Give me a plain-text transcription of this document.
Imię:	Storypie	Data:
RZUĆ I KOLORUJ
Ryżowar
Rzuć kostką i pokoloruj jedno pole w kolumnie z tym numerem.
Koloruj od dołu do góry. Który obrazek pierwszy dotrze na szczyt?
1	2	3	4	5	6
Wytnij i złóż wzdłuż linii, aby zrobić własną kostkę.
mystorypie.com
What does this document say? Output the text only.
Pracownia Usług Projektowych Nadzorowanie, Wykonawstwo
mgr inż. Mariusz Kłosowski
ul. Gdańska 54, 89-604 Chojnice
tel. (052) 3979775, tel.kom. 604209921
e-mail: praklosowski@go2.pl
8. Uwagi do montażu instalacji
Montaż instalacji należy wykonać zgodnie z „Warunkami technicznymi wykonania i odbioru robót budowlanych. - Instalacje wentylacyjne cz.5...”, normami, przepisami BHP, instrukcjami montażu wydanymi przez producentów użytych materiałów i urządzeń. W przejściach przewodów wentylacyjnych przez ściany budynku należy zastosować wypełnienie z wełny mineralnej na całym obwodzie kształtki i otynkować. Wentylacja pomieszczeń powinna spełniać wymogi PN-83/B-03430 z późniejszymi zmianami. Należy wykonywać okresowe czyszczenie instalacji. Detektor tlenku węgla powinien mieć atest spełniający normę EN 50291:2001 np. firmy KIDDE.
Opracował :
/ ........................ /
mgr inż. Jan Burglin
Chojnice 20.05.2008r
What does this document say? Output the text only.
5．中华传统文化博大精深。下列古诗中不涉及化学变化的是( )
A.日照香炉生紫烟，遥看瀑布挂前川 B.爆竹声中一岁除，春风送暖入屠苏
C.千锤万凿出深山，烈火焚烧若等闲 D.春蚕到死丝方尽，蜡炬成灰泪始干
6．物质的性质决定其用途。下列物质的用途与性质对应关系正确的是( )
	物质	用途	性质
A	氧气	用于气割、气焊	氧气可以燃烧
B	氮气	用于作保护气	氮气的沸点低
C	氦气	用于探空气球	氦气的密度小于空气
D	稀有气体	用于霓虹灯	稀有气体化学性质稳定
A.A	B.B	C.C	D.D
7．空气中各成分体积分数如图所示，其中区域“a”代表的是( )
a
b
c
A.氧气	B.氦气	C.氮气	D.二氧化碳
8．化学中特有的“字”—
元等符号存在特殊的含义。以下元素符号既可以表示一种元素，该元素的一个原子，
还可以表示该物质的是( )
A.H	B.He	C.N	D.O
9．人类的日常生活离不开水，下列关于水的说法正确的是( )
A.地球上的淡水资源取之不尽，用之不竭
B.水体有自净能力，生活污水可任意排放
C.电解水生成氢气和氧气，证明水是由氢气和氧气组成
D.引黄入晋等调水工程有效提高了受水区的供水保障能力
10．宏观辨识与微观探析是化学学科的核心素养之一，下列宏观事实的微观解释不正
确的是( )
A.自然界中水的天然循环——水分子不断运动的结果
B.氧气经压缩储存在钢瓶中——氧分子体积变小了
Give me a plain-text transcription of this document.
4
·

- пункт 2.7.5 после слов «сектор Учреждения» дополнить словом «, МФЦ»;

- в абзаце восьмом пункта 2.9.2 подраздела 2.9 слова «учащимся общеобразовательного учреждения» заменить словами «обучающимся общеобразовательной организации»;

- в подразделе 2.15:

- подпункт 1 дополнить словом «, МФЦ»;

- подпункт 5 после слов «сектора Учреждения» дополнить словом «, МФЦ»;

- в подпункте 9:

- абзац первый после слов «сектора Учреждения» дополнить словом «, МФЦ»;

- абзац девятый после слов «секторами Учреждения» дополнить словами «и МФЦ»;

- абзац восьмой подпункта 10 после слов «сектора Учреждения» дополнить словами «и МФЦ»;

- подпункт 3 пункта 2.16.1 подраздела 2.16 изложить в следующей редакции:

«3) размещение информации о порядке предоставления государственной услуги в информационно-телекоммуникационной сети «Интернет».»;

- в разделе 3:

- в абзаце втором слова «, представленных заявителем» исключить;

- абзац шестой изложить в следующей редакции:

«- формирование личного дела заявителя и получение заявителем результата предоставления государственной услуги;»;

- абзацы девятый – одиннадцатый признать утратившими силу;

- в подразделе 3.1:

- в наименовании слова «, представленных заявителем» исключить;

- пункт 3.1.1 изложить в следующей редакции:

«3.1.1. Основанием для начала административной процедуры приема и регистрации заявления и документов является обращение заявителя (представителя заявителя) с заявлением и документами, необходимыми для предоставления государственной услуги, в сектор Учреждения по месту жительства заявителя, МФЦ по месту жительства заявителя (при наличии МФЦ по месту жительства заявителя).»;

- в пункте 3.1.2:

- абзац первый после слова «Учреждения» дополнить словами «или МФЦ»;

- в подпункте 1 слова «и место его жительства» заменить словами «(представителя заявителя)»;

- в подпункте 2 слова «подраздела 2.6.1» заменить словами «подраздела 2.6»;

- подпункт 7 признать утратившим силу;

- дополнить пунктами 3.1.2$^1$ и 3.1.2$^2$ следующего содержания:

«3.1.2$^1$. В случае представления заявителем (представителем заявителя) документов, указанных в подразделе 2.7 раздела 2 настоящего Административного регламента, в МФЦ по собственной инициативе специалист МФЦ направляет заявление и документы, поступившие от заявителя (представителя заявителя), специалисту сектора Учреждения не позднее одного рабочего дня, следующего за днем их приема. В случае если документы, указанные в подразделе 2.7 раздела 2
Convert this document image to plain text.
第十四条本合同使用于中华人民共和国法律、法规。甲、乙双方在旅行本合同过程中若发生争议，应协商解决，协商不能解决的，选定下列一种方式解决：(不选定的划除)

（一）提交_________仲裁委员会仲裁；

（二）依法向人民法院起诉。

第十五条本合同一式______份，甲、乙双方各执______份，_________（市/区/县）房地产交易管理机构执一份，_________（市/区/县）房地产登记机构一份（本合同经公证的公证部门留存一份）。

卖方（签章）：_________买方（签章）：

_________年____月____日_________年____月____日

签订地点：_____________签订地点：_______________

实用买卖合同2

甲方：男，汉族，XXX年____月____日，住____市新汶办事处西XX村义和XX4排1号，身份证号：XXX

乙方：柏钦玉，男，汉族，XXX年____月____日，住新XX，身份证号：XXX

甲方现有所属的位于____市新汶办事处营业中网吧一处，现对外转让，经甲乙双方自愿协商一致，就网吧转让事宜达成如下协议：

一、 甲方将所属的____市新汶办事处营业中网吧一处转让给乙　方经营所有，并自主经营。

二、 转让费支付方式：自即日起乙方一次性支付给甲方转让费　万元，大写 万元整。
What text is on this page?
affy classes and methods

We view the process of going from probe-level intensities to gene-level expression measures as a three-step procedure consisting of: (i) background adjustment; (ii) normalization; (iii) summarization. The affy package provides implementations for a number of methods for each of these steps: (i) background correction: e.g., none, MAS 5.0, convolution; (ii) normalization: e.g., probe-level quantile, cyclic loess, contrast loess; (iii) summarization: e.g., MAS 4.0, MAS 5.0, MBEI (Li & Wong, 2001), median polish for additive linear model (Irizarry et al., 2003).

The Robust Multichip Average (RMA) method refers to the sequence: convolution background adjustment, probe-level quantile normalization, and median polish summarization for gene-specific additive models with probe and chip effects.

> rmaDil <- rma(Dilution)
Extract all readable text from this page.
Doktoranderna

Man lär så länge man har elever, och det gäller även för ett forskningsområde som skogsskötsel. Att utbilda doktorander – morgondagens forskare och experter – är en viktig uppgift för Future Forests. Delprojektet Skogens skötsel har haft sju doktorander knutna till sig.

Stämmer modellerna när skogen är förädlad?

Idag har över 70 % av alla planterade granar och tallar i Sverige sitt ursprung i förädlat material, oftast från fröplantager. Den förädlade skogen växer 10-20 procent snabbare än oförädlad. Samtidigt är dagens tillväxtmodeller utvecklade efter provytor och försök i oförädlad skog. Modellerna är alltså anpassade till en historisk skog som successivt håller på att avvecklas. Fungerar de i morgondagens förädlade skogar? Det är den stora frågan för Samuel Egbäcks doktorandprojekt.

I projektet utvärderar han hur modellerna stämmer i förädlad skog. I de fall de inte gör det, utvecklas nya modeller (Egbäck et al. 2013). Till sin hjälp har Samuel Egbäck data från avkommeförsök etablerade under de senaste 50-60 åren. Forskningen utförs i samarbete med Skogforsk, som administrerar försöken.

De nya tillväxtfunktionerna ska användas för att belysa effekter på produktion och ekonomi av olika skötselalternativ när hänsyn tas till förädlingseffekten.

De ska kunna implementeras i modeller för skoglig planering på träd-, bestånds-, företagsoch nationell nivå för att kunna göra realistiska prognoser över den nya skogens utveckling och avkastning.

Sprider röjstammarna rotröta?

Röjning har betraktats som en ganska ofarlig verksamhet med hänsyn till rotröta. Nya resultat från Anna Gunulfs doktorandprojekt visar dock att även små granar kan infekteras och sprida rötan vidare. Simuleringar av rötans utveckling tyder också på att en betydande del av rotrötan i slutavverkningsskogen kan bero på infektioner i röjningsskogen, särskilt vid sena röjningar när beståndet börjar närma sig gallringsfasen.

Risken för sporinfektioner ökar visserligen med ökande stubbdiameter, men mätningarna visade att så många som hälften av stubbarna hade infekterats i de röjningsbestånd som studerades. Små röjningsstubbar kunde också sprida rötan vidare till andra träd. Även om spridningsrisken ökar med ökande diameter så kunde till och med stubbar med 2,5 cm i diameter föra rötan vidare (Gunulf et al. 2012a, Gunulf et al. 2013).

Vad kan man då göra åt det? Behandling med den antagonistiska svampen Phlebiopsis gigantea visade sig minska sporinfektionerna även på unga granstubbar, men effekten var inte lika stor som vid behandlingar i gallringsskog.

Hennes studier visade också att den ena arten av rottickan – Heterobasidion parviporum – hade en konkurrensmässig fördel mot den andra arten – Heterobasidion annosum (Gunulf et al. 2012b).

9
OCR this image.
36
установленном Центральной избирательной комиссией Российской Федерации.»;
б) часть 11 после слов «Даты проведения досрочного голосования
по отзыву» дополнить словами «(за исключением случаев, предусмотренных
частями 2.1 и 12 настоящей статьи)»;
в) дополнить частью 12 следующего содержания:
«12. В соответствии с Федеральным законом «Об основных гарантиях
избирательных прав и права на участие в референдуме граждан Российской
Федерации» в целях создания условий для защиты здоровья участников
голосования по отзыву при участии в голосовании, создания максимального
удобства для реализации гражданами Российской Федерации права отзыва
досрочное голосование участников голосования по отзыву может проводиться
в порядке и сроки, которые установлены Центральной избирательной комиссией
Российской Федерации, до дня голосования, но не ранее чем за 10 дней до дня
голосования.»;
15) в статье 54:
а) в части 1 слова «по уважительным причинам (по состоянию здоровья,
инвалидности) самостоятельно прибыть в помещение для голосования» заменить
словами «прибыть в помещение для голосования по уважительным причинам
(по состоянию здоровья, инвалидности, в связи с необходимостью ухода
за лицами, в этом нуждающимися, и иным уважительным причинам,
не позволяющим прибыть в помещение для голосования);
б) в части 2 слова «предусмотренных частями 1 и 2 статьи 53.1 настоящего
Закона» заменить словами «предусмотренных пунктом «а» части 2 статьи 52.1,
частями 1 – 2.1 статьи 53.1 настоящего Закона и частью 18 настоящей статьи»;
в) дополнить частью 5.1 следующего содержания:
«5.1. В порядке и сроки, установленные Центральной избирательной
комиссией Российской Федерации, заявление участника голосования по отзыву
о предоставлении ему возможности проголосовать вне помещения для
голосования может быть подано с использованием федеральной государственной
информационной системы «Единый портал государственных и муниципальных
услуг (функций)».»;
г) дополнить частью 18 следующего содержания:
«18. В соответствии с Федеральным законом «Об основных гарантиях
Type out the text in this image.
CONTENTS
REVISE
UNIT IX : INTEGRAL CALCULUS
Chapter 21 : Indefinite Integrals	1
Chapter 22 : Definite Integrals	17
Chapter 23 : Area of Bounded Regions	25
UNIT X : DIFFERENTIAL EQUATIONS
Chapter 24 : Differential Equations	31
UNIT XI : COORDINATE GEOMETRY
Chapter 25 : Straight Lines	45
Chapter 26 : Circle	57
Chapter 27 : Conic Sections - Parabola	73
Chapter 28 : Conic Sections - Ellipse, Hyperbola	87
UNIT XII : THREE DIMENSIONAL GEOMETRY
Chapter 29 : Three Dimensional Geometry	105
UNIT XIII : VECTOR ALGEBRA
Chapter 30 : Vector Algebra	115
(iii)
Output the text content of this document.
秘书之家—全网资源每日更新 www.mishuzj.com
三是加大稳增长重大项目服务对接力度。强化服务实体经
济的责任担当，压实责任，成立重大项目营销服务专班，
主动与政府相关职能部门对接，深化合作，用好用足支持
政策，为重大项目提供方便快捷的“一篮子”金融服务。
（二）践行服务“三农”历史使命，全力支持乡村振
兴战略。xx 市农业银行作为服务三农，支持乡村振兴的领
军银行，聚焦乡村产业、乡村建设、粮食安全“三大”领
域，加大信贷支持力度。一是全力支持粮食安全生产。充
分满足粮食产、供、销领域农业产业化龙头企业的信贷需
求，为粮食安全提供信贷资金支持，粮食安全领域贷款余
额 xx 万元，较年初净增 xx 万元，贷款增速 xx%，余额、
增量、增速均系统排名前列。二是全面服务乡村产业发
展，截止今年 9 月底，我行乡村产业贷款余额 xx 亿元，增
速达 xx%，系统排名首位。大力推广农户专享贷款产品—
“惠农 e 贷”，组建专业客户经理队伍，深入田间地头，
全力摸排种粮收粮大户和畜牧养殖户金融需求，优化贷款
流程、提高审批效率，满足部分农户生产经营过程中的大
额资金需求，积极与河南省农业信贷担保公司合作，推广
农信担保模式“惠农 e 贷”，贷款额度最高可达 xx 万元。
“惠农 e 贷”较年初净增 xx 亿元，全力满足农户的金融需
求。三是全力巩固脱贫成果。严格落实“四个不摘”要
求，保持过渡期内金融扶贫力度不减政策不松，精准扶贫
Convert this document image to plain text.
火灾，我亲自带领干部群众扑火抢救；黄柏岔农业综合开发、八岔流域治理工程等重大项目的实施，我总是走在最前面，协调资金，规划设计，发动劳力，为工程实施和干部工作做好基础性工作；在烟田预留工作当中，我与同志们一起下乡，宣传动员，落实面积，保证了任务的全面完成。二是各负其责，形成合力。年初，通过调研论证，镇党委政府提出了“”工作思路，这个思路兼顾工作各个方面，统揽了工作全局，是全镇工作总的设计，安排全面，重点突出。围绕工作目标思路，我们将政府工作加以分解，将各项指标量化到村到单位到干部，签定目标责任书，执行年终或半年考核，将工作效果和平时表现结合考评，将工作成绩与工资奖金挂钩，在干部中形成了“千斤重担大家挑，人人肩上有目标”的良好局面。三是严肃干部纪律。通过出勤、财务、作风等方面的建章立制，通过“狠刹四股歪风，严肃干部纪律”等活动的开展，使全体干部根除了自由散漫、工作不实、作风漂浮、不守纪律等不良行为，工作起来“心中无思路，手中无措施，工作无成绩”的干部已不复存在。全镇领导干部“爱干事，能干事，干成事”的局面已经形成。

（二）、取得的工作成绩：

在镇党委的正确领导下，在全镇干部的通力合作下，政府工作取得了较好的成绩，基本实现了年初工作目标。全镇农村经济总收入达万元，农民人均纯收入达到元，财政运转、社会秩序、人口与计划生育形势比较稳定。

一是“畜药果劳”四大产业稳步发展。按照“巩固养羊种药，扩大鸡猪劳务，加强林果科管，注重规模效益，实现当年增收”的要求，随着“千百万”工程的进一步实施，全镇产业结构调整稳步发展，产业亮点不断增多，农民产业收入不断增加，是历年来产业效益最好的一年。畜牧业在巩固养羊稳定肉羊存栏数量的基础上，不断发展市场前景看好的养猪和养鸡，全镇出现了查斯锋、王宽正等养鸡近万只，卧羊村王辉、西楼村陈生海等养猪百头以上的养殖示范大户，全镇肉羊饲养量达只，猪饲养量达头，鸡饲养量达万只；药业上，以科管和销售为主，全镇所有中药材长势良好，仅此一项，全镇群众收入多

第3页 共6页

=======

Directions for this task >> Copy all lines of the listing above that contain the string "summarization".

Output below >>
We view the process of going from probe-level intensities to gene-level expression measures as a three-step procedure consisting of: (i) background adjustment; (ii) normalization; (iii) summarization. The affy package provides implementations for a number of methods for each of these steps: (i) background correction: e.g., none, MAS 5.0, convolution; (ii) normalization: e.g., probe-level quantile, cyclic loess, contrast loess; (iii) summarization: e.g., MAS 4.0, MAS 5.0, MBEI (Li & Wong, 2001), median polish for additive linear model (Irizarry et al., 2003).
The Robust Multichip Average (RMA) method refers to the sequence: convolution background adjustment, probe-level quantile normalization, and median polish summarization for gene-specific additive models with probe and chip effects.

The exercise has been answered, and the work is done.